[Source records]
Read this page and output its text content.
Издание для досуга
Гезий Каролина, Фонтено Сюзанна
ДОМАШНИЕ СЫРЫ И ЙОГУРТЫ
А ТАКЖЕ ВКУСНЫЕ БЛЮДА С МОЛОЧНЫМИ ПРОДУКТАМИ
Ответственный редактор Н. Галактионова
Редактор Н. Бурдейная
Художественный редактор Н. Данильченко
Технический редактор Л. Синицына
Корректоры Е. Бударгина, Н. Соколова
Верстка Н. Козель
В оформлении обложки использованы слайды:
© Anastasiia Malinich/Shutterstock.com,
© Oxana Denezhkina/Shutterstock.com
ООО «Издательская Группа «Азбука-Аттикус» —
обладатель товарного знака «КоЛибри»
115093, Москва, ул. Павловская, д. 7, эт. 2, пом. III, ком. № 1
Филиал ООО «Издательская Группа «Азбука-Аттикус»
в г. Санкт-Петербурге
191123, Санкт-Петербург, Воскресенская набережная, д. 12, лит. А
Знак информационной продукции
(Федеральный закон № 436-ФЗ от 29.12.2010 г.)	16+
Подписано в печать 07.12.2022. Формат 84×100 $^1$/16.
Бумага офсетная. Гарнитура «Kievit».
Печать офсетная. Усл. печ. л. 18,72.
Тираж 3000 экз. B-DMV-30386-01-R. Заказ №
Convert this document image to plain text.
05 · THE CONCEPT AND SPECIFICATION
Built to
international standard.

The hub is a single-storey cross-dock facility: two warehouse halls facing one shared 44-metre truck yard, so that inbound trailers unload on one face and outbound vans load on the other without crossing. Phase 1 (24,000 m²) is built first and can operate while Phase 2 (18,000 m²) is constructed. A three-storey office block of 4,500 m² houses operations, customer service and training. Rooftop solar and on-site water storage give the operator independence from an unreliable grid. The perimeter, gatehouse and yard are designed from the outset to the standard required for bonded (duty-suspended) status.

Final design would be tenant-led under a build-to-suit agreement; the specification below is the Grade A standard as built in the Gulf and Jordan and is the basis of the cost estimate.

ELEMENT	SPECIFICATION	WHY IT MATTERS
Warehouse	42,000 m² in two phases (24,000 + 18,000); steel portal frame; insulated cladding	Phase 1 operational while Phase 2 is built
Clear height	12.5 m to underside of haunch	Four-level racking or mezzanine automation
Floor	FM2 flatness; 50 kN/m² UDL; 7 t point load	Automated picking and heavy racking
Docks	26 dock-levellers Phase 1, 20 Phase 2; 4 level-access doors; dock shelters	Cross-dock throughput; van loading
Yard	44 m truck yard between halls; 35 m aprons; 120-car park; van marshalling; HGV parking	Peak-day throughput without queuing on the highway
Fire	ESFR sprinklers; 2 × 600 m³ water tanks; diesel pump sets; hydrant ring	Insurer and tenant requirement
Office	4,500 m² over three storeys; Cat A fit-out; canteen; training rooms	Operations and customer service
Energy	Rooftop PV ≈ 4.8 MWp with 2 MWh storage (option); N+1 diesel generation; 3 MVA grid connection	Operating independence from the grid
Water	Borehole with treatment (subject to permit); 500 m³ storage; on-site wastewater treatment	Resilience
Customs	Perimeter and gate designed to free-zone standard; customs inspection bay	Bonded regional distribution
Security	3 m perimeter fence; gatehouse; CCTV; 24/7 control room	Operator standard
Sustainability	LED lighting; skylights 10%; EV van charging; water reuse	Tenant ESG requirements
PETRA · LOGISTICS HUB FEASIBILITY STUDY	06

| To be done |
Retype the records in full. Keep every line identical to the original.

| Correct answer |
Read this page and output its text content.
Издание для досуга
Гезий Каролина, Фонтено Сюзанна
ДОМАШНИЕ СЫРЫ И ЙОГУРТЫ
А ТАКЖЕ ВКУСНЫЕ БЛЮДА С МОЛОЧНЫМИ ПРОДУКТАМИ
Ответственный редактор Н. Галактионова
Редактор Н. Бурдейная
Художественный редактор Н. Данильченко
Технический редактор Л. Синицына
Корректоры Е. Бударгина, Н. Соколова
Верстка Н. Козель
В оформлении обложки использованы слайды:
© Anastasiia Malinich/Shutterstock.com,
© Oxana Denezhkina/Shutterstock.com
ООО «Издательская Группа «Азбука-Аттикус» —
обладатель товарного знака «КоЛибри»
115093, Москва, ул. Павловская, д. 7, эт. 2, пом. III, ком. № 1
Филиал ООО «Издательская Группа «Азбука-Аттикус»
в г. Санкт-Петербурге
191123, Санкт-Петербург, Воскресенская набережная, д. 12, лит. А
Знак информационной продукции
(Федеральный закон № 436-ФЗ от 29.12.2010 г.)	16+
Подписано в печать 07.12.2022. Формат 84×100 $^1$/16.
Бумага офсетная. Гарнитура «Kievit».
Печать офсетная. Усл. печ. л. 18,72.
Тираж 3000 экз. B-DMV-30386-01-R. Заказ №
Convert this document image to plain text.
05 · THE CONCEPT AND SPECIFICATION
Built to
international standard.

The hub is a single-storey cross-dock facility: two warehouse halls facing one shared 44-metre truck yard, so that inbound trailers unload on one face and outbound vans load on the other without crossing. Phase 1 (24,000 m²) is built first and can operate while Phase 2 (18,000 m²) is constructed. A three-storey office block of 4,500 m² houses operations, customer service and training. Rooftop solar and on-site water storage give the operator independence from an unreliable grid. The perimeter, gatehouse and yard are designed from the outset to the standard required for bonded (duty-suspended) status.

Final design would be tenant-led under a build-to-suit agreement; the specification below is the Grade A standard as built in the Gulf and Jordan and is the basis of the cost estimate.

ELEMENT	SPECIFICATION	WHY IT MATTERS
Warehouse	42,000 m² in two phases (24,000 + 18,000); steel portal frame; insulated cladding	Phase 1 operational while Phase 2 is built
Clear height	12.5 m to underside of haunch	Four-level racking or mezzanine automation
Floor	FM2 flatness; 50 kN/m² UDL; 7 t point load	Automated picking and heavy racking
Docks	26 dock-levellers Phase 1, 20 Phase 2; 4 level-access doors; dock shelters	Cross-dock throughput; van loading
Yard	44 m truck yard between halls; 35 m aprons; 120-car park; van marshalling; HGV parking	Peak-day throughput without queuing on the highway
Fire	ESFR sprinklers; 2 × 600 m³ water tanks; diesel pump sets; hydrant ring	Insurer and tenant requirement
Office	4,500 m² over three storeys; Cat A fit-out; canteen; training rooms	Operations and customer service
Energy	Rooftop PV ≈ 4.8 MWp with 2 MWh storage (option); N+1 diesel generation; 3 MVA grid connection	Operating independence from the grid
Water	Borehole with treatment (subject to permit); 500 m³ storage; on-site wastewater treatment	Resilience
Customs	Perimeter and gate designed to free-zone standard; customs inspection bay	Bonded regional distribution
Security	3 m perimeter fence; gatehouse; CCTV; 24/7 control room	Operator standard
Sustainability	LED lighting; skylights 10%; EV van charging; water reuse	Tenant ESG requirements
PETRA · LOGISTICS HUB FEASIBILITY STUDY	06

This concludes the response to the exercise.